Dataset entries:

━━━

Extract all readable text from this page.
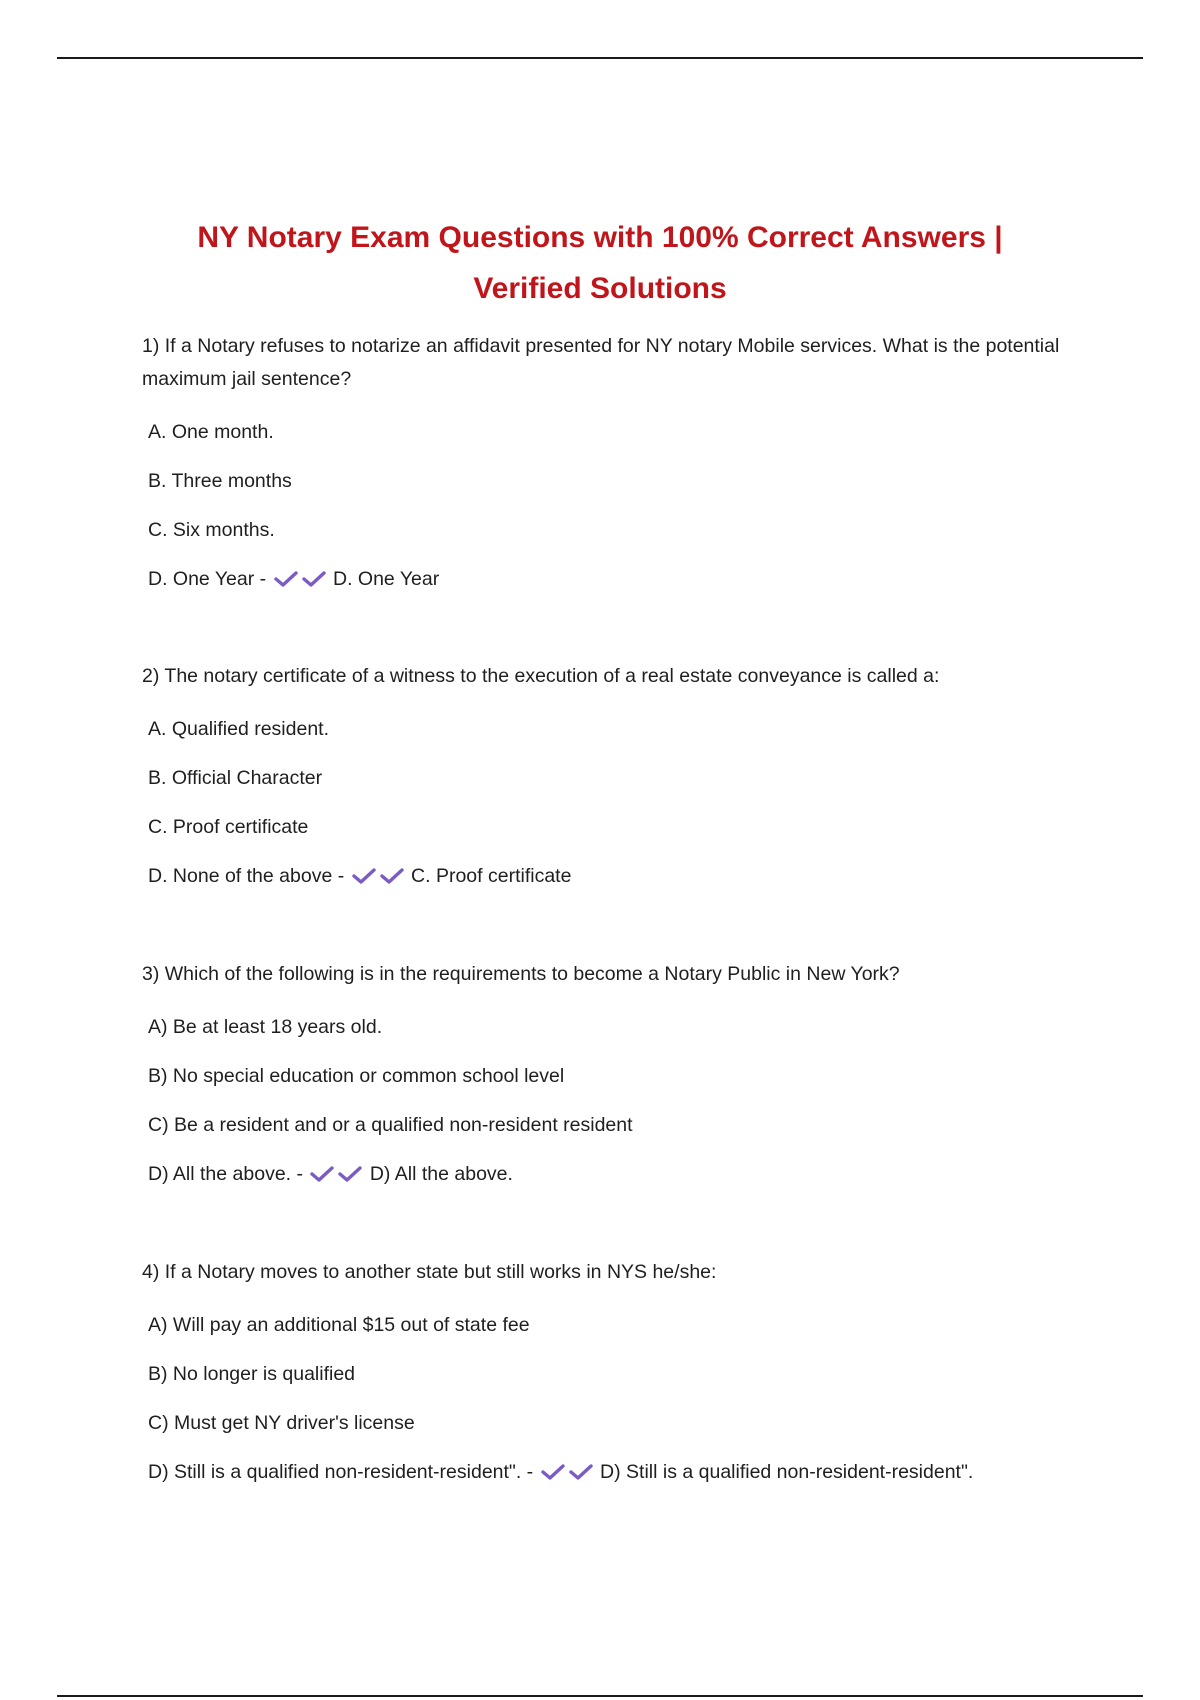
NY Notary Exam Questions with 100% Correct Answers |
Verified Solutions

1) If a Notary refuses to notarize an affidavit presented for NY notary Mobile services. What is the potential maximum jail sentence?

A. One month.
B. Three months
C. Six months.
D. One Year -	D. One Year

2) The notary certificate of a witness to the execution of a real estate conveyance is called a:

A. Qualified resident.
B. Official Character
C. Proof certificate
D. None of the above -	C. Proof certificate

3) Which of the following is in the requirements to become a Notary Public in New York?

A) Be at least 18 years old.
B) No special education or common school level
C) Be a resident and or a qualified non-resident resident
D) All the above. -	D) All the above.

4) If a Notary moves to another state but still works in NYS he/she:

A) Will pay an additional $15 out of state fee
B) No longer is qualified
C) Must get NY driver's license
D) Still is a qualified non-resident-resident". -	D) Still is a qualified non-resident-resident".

━━━

Restate the whole listing above exactly, except for its images.

Response:
Extract all readable text from this page.
NY Notary Exam Questions with 100% Correct Answers |
Verified Solutions

1) If a Notary refuses to notarize an affidavit presented for NY notary Mobile services. What is the potential maximum jail sentence?

A. One month.
B. Three months
C. Six months.
D. One Year -	D. One Year

2) The notary certificate of a witness to the execution of a real estate conveyance is called a:

A. Qualified resident.
B. Official Character
C. Proof certificate
D. None of the above -	C. Proof certificate

3) Which of the following is in the requirements to become a Notary Public in New York?

A) Be at least 18 years old.
B) No special education or common school level
C) Be a resident and or a qualified non-resident resident
D) All the above. -	D) All the above.

4) If a Notary moves to another state but still works in NYS he/she:

A) Will pay an additional $15 out of state fee
B) No longer is qualified
C) Must get NY driver's license
D) Still is a qualified non-resident-resident". -	D) Still is a qualified non-resident-resident".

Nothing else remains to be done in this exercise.